Requirements:
Find each line in the following listing that has the string "Description", then state the count and nothing else.

Given information:

■ ■ ■ ■ ■ ■ ■

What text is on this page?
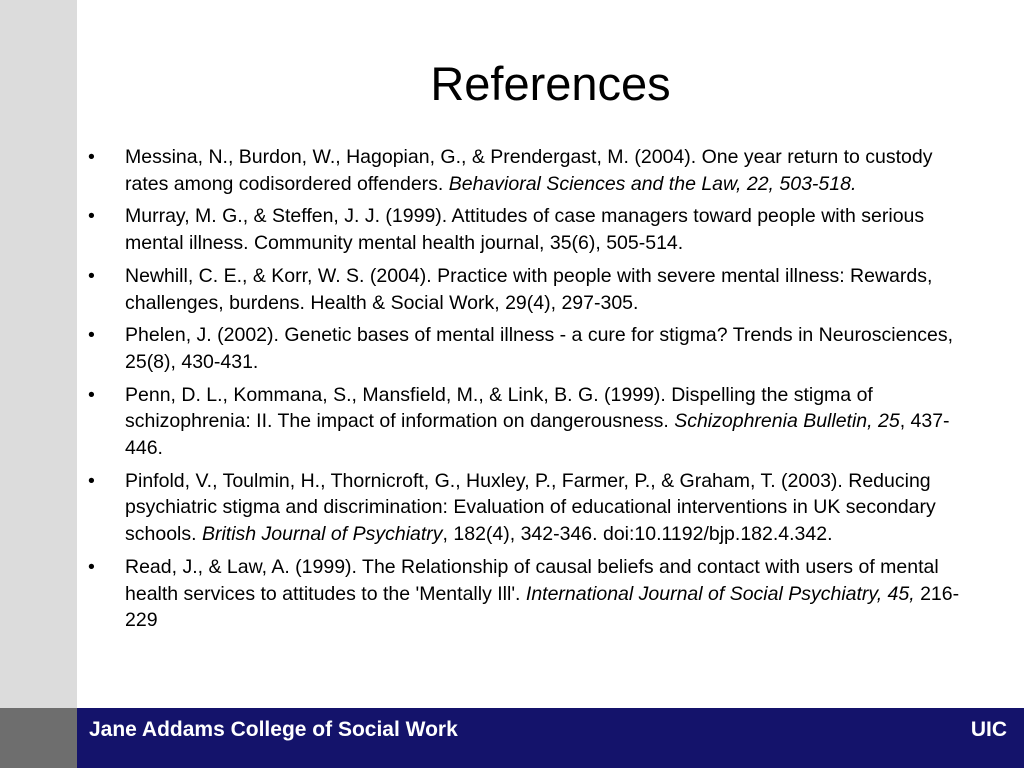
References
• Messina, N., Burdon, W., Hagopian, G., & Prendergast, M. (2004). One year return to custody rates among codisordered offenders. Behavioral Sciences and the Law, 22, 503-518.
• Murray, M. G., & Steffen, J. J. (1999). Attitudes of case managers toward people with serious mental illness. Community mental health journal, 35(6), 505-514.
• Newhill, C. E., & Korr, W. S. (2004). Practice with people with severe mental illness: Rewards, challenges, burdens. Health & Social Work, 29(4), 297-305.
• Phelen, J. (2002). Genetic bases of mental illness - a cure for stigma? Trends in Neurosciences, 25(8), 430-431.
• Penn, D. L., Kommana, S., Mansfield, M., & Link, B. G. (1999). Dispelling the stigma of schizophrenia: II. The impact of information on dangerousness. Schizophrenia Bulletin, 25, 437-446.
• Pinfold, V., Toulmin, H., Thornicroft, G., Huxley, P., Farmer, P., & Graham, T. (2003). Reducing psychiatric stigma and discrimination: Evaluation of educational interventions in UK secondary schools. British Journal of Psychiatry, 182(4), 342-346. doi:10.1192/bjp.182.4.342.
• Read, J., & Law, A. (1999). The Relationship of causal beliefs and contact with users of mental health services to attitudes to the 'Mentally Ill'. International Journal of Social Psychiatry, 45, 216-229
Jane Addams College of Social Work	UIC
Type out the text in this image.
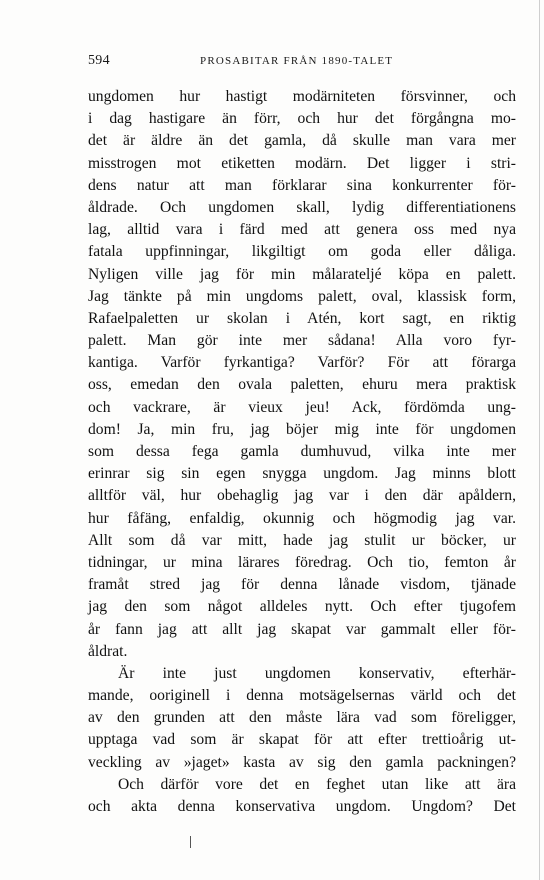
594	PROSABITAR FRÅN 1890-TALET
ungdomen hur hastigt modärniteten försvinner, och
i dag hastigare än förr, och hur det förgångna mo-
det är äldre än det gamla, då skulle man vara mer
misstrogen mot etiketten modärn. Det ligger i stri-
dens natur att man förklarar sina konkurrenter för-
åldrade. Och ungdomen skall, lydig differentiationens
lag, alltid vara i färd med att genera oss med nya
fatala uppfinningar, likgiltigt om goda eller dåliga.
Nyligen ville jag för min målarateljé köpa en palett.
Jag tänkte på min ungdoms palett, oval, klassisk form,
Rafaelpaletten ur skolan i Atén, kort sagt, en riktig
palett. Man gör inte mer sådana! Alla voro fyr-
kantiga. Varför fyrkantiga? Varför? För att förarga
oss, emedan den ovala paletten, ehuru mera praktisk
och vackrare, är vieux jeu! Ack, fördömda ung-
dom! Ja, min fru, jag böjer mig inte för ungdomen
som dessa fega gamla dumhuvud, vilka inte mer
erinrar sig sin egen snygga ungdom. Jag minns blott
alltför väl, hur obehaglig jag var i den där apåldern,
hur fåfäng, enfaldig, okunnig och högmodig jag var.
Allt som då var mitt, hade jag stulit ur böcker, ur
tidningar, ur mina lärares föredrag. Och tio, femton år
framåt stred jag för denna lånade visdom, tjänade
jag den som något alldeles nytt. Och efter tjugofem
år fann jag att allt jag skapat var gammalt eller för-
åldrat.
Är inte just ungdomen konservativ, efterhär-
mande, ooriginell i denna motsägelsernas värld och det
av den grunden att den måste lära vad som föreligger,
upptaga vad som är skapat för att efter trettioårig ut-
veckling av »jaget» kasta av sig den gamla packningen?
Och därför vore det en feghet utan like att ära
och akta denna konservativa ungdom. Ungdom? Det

■ ■ ■ ■ ■ ■ ■

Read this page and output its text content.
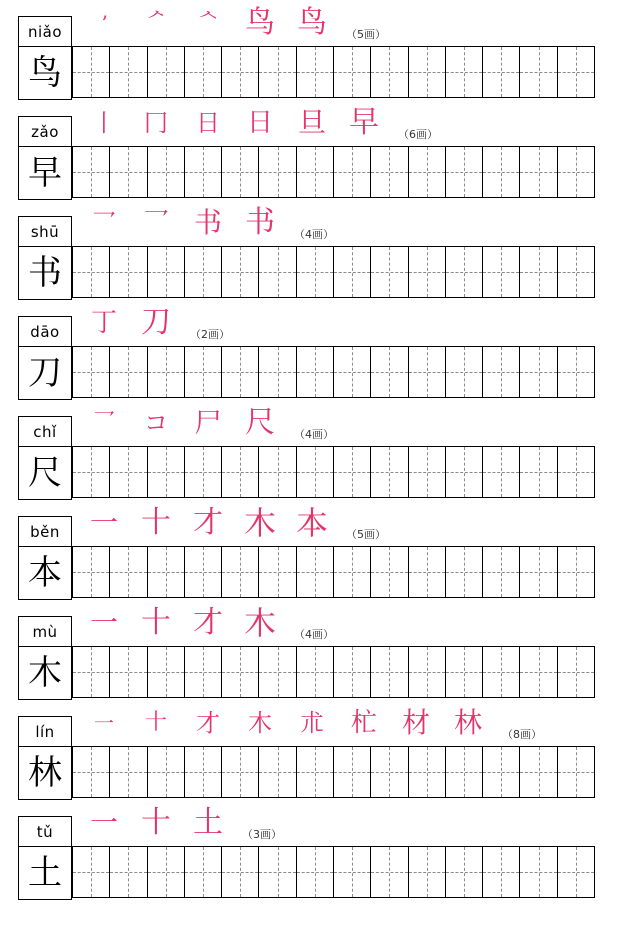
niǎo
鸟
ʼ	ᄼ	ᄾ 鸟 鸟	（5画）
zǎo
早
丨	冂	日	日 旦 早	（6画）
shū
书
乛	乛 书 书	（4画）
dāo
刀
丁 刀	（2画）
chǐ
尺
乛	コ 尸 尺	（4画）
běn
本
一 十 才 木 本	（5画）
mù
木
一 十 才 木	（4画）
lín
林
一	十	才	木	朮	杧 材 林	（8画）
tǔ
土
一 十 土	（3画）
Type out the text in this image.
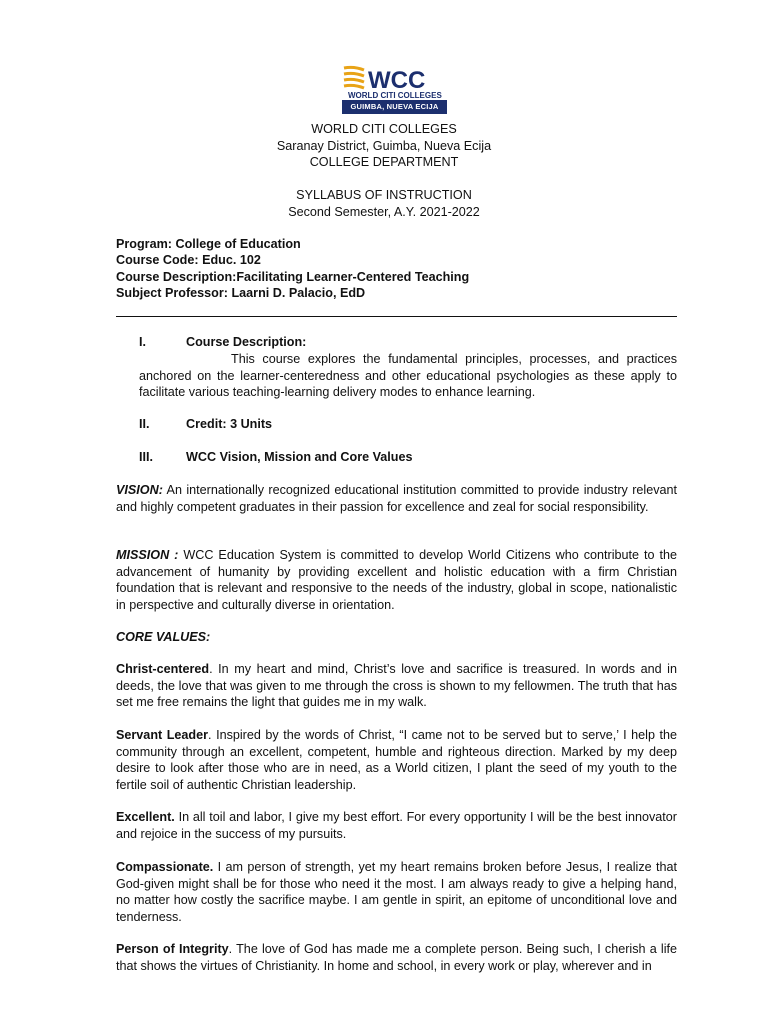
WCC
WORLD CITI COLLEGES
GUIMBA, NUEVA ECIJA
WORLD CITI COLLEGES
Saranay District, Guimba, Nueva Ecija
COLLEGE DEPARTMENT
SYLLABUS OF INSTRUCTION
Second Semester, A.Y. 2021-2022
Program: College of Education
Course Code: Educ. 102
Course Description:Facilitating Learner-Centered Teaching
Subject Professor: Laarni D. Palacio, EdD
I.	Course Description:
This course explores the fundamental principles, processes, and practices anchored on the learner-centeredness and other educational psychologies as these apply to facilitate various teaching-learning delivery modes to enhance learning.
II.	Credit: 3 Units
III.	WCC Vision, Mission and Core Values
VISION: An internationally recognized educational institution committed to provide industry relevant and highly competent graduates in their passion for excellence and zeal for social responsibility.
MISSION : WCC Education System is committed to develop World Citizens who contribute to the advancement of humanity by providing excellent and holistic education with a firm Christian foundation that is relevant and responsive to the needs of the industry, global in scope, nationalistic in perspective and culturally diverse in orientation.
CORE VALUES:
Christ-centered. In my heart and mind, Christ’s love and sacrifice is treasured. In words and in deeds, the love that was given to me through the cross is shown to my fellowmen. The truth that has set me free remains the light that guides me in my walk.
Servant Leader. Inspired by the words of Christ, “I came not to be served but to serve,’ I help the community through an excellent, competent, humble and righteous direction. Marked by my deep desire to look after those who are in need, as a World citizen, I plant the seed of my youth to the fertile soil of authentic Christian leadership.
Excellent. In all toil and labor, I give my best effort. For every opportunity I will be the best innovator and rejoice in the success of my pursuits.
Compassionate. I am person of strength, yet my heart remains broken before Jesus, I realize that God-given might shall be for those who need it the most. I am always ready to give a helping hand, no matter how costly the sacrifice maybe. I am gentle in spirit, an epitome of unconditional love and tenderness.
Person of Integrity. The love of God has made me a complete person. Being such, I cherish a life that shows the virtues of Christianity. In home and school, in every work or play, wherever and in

■ ■ ■ ■ ■ ■ ■

Task result:
2